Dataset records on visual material
start

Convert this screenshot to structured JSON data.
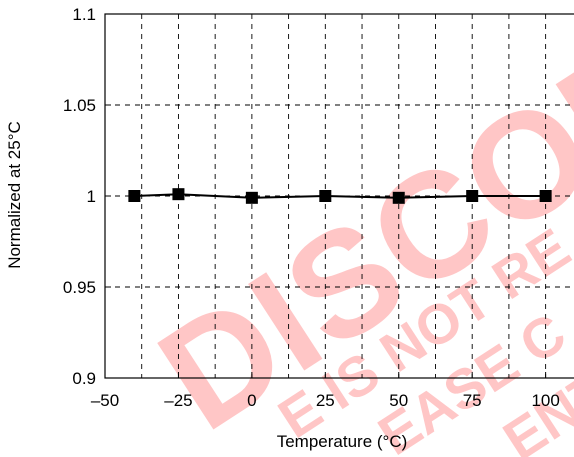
{
  "chart_data": {
    "type": "line",
    "title": "",
    "xlabel": "Temperature (°C)",
    "ylabel": "Normalized at 25°C",
    "xlim": [
      -50,
      110
    ],
    "ylim": [
      0.9,
      1.1
    ],
    "x_ticks": [
      -50,
      -25,
      0,
      25,
      50,
      75,
      100
    ],
    "x_tick_labels": [
      "–50",
      "–25",
      "0",
      "25",
      "50",
      "75",
      "100"
    ],
    "y_ticks": [
      0.9,
      0.95,
      1.0,
      1.05,
      1.1
    ],
    "y_tick_labels": [
      "0.9",
      "0.95",
      "1",
      "1.05",
      "1.1"
    ],
    "grid": true,
    "marker": "square",
    "series": [
      {
        "x": [
          -40,
          -25,
          0,
          25,
          50,
          75,
          100
        ],
        "y": [
          1.0,
          1.001,
          0.999,
          1.0,
          0.999,
          1.0,
          1.0
        ]
      }
    ],
    "colors": {
      "line": "#000000",
      "grid": "#000000",
      "watermark": "#ff0000"
    }
  },
  "watermark": {
    "main": "DISCON",
    "line1": "E IS NOT RE",
    "line2": "EASE C",
    "line3": "ENT"
  }
}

end

> _REQUIREMENT_:
Take the listing above and restate it word for word, without its pictures.

> _RESULT OF THE EXERCISE_:
Convert this screenshot to structured JSON data.
{
  "chart_data": {
    "type": "line",
    "title": "",
    "xlabel": "Temperature (°C)",
    "ylabel": "Normalized at 25°C",
    "xlim": [
      -50,
      110
    ],
    "ylim": [
      0.9,
      1.1
    ],
    "x_ticks": [
      -50,
      -25,
      0,
      25,
      50,
      75,
      100
    ],
    "x_tick_labels": [
      "–50",
      "–25",
      "0",
      "25",
      "50",
      "75",
      "100"
    ],
    "y_ticks": [
      0.9,
      0.95,
      1.0,
      1.05,
      1.1
    ],
    "y_tick_labels": [
      "0.9",
      "0.95",
      "1",
      "1.05",
      "1.1"
    ],
    "grid": true,
    "marker": "square",
    "series": [
      {
        "x": [
          -40,
          -25,
          0,
          25,
          50,
          75,
          100
        ],
        "y": [
          1.0,
          1.001,
          0.999,
          1.0,
          0.999,
          1.0,
          1.0
        ]
      }
    ],
    "colors": {
      "line": "#000000",
      "grid": "#000000",
      "watermark": "#ff0000"
    }
  },
  "watermark": {
    "main": "DISCON",
    "line1": "E IS NOT RE",
    "line2": "EASE C",
    "line3": "ENT"
  }
}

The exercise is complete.